• _Written exercise_
Filter the entries below, keeping every line that has the word "this".

• _Dataset rows_
◇ ◇ ◇ ◇
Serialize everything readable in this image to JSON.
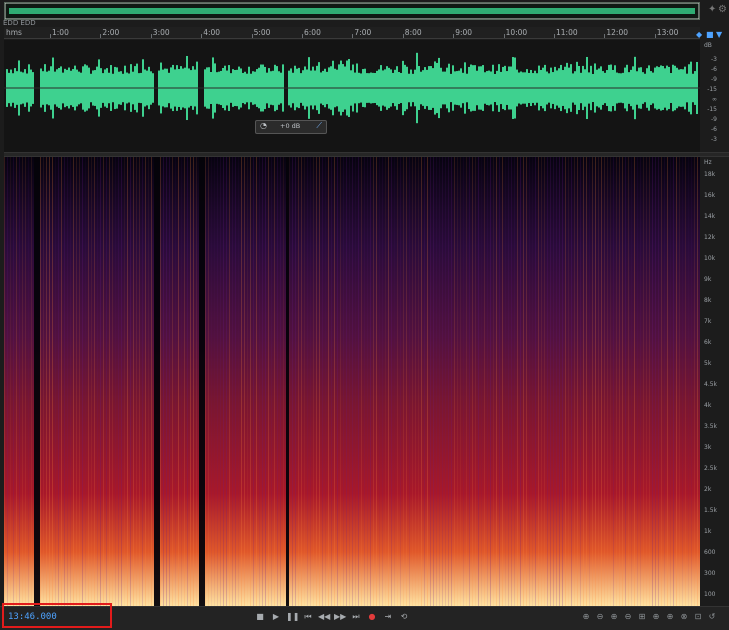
{
  "overview": {
    "label": "EDD EDD"
  },
  "ruler": {
    "unit": "hms",
    "ticks": [
      "1:00",
      "2:00",
      "3:00",
      "4:00",
      "5:00",
      "6:00",
      "7:00",
      "8:00",
      "9:00",
      "10:00",
      "11:00",
      "12:00",
      "13:00"
    ]
  },
  "waveform": {
    "color": "#3ed18f",
    "db_header": "dB",
    "db_labels": [
      "-3",
      "-6",
      "-9",
      "-15",
      "∞",
      "-15",
      "-9",
      "-6",
      "-3"
    ],
    "hud": {
      "value": "+0 dB"
    }
  },
  "spectral": {
    "hz_header": "Hz",
    "hz_labels": [
      "18k",
      "16k",
      "14k",
      "12k",
      "10k",
      "9k",
      "8k",
      "7k",
      "6k",
      "5k",
      "4.5k",
      "4k",
      "3.5k",
      "3k",
      "2.5k",
      "2k",
      "1.5k",
      "1k",
      "600",
      "300",
      "100"
    ]
  },
  "transport": {
    "time": "13:46.000",
    "controls": [
      {
        "name": "stop-button",
        "glyph": "■"
      },
      {
        "name": "play-button",
        "glyph": "▶"
      },
      {
        "name": "pause-button",
        "glyph": "❚❚"
      },
      {
        "name": "go-to-start-button",
        "glyph": "⏮"
      },
      {
        "name": "rewind-button",
        "glyph": "◀◀"
      },
      {
        "name": "fast-forward-button",
        "glyph": "▶▶"
      },
      {
        "name": "go-to-end-button",
        "glyph": "⏭"
      },
      {
        "name": "record-button",
        "glyph": "●"
      },
      {
        "name": "skip-selection-button",
        "glyph": "⇥"
      },
      {
        "name": "loop-button",
        "glyph": "⟲"
      }
    ],
    "record_color": "#e23b3b"
  },
  "zoom_controls": [
    {
      "name": "zoom-in-amplitude-button",
      "glyph": "⊕"
    },
    {
      "name": "zoom-out-amplitude-button",
      "glyph": "⊖"
    },
    {
      "name": "zoom-in-time-button",
      "glyph": "⊕"
    },
    {
      "name": "zoom-out-time-button",
      "glyph": "⊖"
    },
    {
      "name": "zoom-selection-button",
      "glyph": "⊞"
    },
    {
      "name": "zoom-in-left-button",
      "glyph": "⊕"
    },
    {
      "name": "zoom-in-right-button",
      "glyph": "⊕"
    },
    {
      "name": "zoom-out-full-button",
      "glyph": "⊗"
    },
    {
      "name": "zoom-fit-button",
      "glyph": "⊡"
    },
    {
      "name": "zoom-reset-button",
      "glyph": "↺"
    }
  ]
}
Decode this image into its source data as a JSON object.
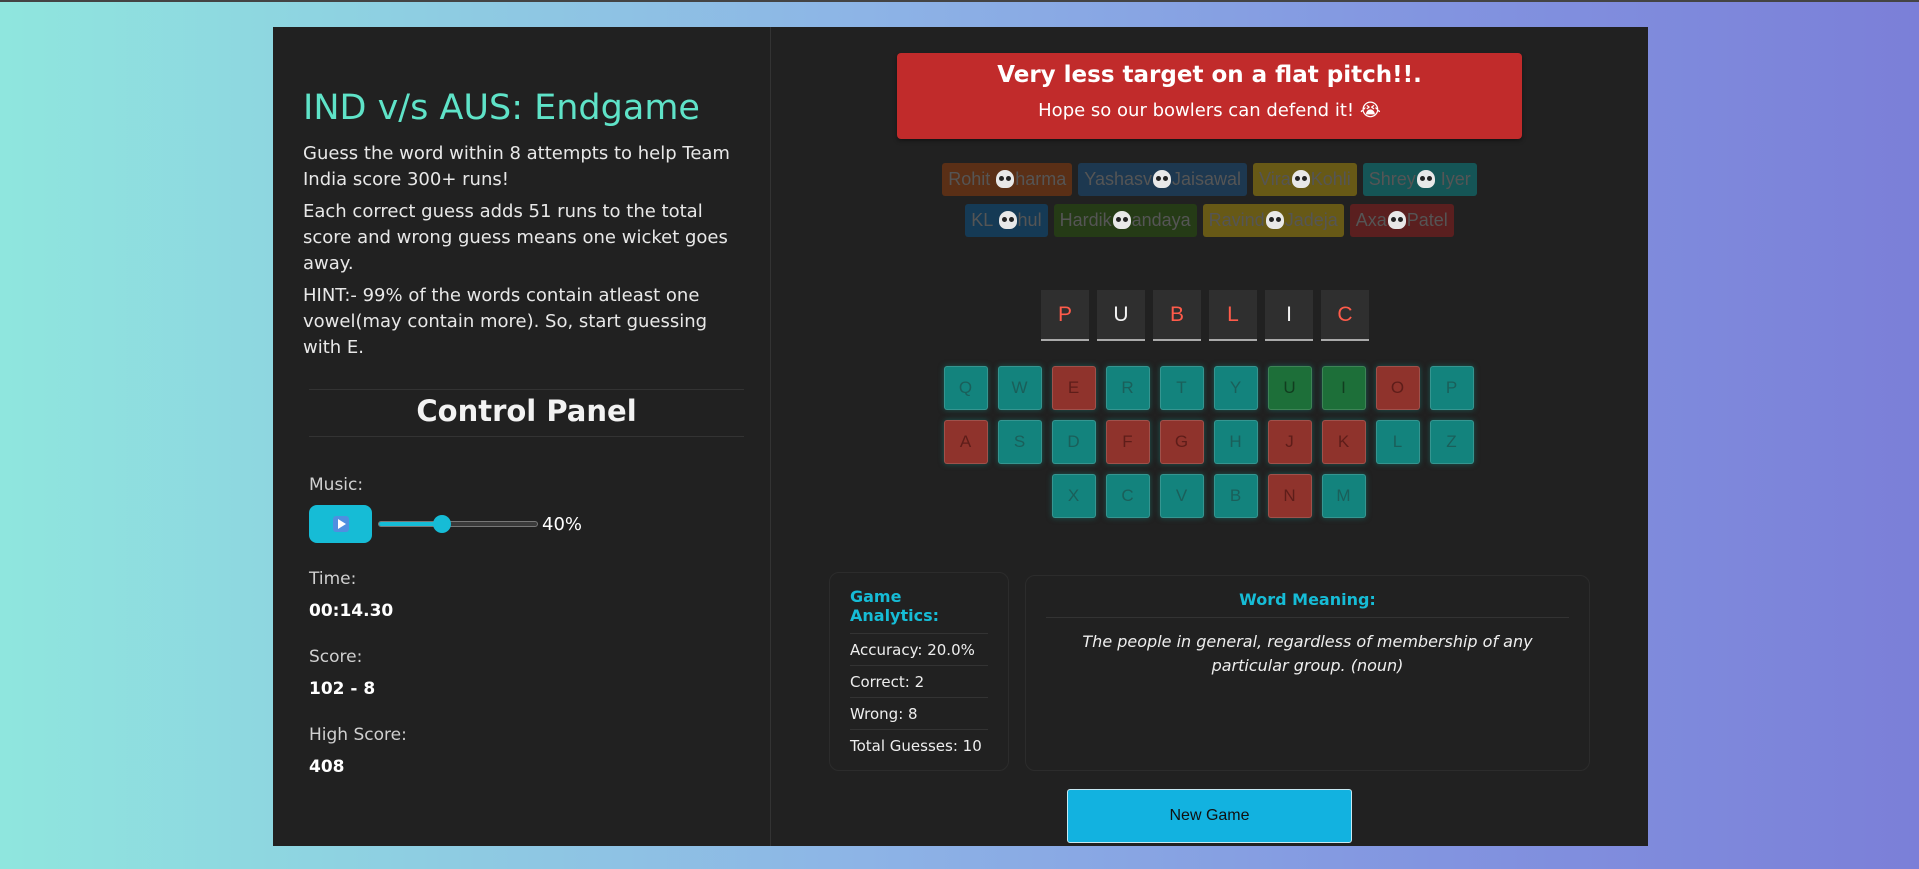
{
  "header": {
    "title": "IND v/s AUS: Endgame",
    "desc1": "Guess the word within 8 attempts to help Team India score 300+ runs!",
    "desc2": "Each correct guess adds 51 runs to the total score and wrong guess means one wicket goes away.",
    "desc3": "HINT:- 99% of the words contain atleast one vowel(may contain more). So, start guessing with E."
  },
  "control_panel": {
    "title": "Control Panel",
    "music_label": "Music:",
    "volume_percent": 40,
    "volume_text": "40%",
    "time_label": "Time:",
    "time_value": "00:14.30",
    "score_label": "Score:",
    "score_value": "102 - 8",
    "high_label": "High Score:",
    "high_value": "408"
  },
  "banner": {
    "line1": "Very less target on a flat pitch!!.",
    "line2": "Hope so our bowlers can defend it! 😭",
    "color": "#c12b2b"
  },
  "players": [
    {
      "a": "Rohit ",
      "b": "harma",
      "color": "#5a2f16"
    },
    {
      "a": "Yashasv",
      "b": "Jaisawal",
      "color": "#1d3850"
    },
    {
      "a": "Vira",
      "b": "Kohli",
      "color": "#675916"
    },
    {
      "a": "Shrey",
      "b": " Iyer",
      "color": "#155556"
    },
    {
      "a": "KL ",
      "b": "hul",
      "color": "#153a55"
    },
    {
      "a": "Hardik",
      "b": "andaya",
      "color": "#253b16"
    },
    {
      "a": "Ravind",
      "b": "Jadeja",
      "color": "#675916"
    },
    {
      "a": "Axa",
      "b": "Patel",
      "color": "#5a1f1f"
    }
  ],
  "word": [
    {
      "ch": "P",
      "color": "#ff5b4a"
    },
    {
      "ch": "U",
      "color": "#f2f2f2"
    },
    {
      "ch": "B",
      "color": "#ff5b4a"
    },
    {
      "ch": "L",
      "color": "#ff5b4a"
    },
    {
      "ch": "I",
      "color": "#f2f2f2"
    },
    {
      "ch": "C",
      "color": "#ff5b4a"
    }
  ],
  "keyboard": {
    "rows": [
      [
        "Q",
        "W",
        "E",
        "R",
        "T",
        "Y",
        "U",
        "I",
        "O",
        "P"
      ],
      [
        "A",
        "S",
        "D",
        "F",
        "G",
        "H",
        "J",
        "K",
        "L",
        "Z"
      ],
      [
        "X",
        "C",
        "V",
        "B",
        "N",
        "M"
      ]
    ],
    "wrong_keys": [
      "E",
      "O",
      "A",
      "F",
      "G",
      "J",
      "K",
      "N"
    ],
    "correct_keys": [
      "U",
      "I"
    ],
    "colors": {
      "normal": "#13837d",
      "wrong": "#8f332c",
      "correct": "#1d6f39"
    }
  },
  "analytics": {
    "title": "Game Analytics:",
    "accuracy": "Accuracy: 20.0%",
    "correct": "Correct: 2",
    "wrong": "Wrong: 8",
    "total": "Total Guesses: 10"
  },
  "meaning": {
    "title": "Word Meaning:",
    "text": "The people in general, regardless of membership of any particular group. (noun)"
  },
  "new_game_label": "New Game"
}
◇ ◇ ◇ ◇
• _Answer in full_
Serialize everything readable in this image to JSON.
Decode this image into its source data as a JSON object.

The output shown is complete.